* Your objective *
Find the lines holding the string "selected" in the data, then copy all of them.

:::

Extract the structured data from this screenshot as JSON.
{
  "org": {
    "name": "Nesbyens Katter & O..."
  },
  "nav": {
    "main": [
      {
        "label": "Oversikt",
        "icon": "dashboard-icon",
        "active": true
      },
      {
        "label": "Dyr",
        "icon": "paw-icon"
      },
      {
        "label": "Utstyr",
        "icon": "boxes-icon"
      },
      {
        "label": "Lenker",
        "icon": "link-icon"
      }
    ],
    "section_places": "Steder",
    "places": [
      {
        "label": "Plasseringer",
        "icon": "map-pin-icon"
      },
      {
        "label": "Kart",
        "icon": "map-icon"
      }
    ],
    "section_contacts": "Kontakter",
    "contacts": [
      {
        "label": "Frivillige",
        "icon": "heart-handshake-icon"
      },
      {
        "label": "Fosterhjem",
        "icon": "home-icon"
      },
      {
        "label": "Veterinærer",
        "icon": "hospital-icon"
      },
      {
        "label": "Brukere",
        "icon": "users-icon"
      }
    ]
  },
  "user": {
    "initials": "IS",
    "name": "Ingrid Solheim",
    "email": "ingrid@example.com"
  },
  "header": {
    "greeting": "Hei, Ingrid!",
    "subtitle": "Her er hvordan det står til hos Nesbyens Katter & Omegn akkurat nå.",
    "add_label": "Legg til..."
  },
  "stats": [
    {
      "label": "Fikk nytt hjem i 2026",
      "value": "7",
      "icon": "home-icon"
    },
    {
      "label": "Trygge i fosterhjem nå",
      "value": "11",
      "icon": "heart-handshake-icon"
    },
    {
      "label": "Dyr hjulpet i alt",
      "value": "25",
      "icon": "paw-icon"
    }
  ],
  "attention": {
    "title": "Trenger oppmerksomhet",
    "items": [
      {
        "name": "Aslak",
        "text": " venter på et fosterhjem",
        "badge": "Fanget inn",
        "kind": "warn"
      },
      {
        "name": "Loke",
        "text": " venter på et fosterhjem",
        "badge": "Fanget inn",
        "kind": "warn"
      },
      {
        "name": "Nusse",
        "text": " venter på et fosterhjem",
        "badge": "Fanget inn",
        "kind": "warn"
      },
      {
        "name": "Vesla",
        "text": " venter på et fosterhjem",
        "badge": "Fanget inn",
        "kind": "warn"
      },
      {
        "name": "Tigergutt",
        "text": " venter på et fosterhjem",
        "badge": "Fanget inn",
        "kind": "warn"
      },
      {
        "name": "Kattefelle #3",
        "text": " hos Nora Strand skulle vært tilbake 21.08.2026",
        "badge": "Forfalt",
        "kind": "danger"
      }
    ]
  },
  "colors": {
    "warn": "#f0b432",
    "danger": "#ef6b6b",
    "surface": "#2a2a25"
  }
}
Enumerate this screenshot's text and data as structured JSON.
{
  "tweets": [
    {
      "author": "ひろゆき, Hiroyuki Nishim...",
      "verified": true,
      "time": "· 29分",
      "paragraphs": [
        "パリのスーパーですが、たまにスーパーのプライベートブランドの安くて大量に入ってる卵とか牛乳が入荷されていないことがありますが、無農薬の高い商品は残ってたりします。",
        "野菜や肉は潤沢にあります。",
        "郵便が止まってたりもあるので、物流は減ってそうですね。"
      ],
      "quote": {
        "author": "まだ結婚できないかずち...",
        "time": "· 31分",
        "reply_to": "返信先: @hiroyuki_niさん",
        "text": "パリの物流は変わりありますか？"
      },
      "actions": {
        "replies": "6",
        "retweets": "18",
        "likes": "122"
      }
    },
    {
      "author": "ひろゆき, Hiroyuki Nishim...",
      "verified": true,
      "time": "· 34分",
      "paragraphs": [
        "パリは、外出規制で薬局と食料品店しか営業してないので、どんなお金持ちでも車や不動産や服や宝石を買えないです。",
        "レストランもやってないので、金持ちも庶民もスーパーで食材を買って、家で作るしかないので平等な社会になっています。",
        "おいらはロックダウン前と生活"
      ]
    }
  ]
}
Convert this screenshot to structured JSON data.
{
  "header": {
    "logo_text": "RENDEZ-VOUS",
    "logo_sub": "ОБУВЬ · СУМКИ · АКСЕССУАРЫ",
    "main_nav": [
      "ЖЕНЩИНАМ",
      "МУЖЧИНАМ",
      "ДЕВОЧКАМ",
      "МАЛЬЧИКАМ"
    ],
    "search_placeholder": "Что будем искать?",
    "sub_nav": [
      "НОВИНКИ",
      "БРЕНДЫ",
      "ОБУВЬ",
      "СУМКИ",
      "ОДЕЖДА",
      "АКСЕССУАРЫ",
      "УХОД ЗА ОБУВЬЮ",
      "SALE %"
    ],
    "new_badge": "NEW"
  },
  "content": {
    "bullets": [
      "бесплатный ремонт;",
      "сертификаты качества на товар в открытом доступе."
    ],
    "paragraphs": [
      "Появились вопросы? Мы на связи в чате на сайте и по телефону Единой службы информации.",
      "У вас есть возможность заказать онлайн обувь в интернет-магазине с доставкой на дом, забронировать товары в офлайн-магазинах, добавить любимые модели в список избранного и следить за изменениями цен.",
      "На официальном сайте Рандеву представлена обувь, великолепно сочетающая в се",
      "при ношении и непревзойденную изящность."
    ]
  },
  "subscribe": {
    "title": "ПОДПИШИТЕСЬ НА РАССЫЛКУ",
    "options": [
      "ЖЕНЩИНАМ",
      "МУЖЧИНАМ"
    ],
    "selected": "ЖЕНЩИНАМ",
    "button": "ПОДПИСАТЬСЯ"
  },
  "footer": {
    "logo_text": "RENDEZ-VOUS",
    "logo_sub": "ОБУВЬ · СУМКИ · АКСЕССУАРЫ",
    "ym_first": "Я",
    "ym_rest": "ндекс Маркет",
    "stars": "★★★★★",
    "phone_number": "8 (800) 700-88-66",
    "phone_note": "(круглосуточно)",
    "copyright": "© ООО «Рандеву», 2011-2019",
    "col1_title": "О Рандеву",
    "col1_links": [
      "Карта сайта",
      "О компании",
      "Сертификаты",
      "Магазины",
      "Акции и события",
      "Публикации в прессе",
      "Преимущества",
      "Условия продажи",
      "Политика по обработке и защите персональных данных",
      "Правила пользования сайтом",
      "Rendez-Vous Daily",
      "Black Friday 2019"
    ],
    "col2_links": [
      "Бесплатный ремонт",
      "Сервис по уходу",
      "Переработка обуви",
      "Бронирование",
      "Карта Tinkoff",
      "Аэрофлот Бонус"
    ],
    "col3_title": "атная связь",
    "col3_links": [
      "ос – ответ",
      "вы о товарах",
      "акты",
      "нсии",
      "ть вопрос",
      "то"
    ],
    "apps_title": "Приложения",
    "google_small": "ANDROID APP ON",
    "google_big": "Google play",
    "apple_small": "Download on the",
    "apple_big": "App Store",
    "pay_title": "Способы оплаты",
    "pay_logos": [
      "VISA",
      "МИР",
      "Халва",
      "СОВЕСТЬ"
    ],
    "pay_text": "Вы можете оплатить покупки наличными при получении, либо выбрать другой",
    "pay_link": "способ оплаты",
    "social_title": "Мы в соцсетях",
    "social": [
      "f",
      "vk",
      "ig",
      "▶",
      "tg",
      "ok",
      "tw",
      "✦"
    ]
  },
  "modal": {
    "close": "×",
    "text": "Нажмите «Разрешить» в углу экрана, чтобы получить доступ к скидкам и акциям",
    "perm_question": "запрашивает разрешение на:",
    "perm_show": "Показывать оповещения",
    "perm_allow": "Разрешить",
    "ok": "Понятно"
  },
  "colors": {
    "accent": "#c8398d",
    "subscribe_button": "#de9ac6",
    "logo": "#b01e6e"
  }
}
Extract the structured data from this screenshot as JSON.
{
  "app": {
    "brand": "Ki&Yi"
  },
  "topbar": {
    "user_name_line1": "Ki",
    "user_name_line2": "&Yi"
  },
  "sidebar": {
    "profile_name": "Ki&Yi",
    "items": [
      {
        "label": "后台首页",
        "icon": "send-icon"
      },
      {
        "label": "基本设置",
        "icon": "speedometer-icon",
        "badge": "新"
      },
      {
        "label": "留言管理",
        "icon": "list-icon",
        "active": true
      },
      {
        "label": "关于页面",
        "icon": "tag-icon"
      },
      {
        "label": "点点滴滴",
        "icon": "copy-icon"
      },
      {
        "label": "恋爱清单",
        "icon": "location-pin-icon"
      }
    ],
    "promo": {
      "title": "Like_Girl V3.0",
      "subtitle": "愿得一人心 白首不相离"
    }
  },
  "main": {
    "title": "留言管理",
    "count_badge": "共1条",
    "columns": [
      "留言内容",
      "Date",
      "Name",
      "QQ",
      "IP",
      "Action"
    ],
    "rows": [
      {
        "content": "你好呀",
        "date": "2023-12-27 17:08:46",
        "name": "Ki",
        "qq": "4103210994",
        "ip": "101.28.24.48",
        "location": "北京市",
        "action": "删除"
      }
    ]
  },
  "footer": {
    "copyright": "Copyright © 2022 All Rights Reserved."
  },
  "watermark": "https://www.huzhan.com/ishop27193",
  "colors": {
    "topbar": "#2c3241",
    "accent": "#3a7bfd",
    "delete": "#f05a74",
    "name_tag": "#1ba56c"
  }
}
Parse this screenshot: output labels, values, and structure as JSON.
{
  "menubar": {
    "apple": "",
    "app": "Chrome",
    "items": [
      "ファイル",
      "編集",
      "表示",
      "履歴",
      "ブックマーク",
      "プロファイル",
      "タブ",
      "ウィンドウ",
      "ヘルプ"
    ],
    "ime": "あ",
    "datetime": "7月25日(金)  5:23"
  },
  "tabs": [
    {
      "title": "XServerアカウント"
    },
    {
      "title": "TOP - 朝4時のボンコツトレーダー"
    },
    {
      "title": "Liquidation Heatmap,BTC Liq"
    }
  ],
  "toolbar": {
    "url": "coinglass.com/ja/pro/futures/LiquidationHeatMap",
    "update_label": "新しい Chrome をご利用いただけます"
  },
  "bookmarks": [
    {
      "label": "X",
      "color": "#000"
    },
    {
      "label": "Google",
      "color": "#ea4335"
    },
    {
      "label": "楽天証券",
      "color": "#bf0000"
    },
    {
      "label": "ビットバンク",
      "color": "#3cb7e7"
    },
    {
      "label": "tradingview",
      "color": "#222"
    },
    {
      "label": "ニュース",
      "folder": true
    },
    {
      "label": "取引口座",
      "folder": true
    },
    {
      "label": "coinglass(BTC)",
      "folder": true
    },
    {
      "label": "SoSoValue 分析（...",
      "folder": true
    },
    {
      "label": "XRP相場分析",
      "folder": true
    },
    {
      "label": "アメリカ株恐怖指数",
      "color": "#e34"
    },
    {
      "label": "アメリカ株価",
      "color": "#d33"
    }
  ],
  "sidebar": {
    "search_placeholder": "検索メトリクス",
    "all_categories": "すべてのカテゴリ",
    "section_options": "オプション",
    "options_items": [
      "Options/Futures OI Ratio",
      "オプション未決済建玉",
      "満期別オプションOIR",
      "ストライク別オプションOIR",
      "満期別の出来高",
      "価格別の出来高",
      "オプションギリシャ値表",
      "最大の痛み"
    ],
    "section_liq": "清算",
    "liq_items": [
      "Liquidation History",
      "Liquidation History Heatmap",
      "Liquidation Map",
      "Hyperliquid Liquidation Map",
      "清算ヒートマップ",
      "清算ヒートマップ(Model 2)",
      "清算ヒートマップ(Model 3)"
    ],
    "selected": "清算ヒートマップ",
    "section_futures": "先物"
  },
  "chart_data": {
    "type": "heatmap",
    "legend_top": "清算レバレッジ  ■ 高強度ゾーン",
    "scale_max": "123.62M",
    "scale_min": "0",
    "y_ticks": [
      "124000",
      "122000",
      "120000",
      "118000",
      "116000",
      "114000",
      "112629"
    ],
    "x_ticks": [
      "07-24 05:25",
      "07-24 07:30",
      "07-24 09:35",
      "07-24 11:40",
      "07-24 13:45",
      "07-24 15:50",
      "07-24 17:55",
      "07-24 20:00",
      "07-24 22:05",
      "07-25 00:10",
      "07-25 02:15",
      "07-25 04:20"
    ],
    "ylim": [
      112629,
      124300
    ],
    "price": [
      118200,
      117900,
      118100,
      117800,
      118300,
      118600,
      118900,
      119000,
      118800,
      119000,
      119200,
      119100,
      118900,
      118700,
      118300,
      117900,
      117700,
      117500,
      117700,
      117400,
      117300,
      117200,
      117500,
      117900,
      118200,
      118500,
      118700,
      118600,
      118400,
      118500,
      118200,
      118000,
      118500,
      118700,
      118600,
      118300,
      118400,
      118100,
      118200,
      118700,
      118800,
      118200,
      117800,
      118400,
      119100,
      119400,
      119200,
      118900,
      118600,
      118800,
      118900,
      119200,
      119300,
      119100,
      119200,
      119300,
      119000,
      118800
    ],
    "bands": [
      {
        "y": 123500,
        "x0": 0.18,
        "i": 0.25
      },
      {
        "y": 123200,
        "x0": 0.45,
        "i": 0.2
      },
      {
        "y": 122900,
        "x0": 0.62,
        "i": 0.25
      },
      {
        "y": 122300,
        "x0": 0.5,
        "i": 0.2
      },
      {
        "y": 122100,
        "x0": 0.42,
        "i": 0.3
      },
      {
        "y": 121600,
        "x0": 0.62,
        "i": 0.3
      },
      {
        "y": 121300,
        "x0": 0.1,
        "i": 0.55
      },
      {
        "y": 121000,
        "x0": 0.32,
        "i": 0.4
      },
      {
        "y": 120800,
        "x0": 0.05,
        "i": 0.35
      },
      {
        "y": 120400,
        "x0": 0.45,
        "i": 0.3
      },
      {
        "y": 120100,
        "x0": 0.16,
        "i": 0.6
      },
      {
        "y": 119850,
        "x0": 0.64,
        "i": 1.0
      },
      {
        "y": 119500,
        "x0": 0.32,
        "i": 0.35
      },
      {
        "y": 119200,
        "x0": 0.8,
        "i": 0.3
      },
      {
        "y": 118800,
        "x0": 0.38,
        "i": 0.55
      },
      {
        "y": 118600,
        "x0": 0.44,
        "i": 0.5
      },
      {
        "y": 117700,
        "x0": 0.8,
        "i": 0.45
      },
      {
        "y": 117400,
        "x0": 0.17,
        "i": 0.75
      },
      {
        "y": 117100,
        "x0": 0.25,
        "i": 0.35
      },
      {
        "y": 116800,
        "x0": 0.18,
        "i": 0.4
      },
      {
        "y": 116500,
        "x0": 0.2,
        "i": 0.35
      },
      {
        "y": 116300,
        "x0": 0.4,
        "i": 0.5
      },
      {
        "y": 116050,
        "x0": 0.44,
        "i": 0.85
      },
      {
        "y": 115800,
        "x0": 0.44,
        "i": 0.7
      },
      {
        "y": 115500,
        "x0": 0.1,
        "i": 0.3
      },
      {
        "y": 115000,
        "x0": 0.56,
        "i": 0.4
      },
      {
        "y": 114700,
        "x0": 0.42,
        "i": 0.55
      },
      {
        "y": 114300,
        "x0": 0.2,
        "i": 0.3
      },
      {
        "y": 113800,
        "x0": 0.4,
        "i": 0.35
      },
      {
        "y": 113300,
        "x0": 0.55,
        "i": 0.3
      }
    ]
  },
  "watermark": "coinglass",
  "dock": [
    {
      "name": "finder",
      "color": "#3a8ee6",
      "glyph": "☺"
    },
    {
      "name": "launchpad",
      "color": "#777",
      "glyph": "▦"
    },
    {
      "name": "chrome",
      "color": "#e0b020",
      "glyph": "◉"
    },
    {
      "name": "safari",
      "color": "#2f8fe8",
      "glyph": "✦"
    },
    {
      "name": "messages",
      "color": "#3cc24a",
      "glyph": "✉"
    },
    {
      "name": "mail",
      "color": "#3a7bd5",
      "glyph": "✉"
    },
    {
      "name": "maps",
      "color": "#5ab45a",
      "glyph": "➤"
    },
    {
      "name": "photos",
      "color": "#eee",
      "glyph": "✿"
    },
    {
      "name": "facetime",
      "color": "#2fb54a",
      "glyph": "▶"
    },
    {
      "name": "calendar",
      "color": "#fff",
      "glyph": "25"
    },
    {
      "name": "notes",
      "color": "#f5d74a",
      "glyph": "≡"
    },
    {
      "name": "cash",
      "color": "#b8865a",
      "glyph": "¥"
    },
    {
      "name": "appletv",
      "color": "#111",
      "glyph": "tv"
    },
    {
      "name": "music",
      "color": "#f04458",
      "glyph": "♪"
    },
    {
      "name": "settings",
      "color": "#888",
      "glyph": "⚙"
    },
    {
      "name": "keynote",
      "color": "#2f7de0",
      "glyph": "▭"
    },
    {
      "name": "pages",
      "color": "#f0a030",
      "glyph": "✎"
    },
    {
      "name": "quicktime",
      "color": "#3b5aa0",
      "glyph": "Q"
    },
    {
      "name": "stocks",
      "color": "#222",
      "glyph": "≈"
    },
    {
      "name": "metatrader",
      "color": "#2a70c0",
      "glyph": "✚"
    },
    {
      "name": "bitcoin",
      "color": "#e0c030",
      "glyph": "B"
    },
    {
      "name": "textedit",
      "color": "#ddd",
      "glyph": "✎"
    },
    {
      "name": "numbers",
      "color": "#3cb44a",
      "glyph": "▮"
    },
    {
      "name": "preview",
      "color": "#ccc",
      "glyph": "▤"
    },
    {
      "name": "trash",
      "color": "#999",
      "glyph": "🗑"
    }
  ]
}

:::

* Solution *
    "selected": "ЖЕНЩИНАМ",
    "selected": "清算ヒートマップ",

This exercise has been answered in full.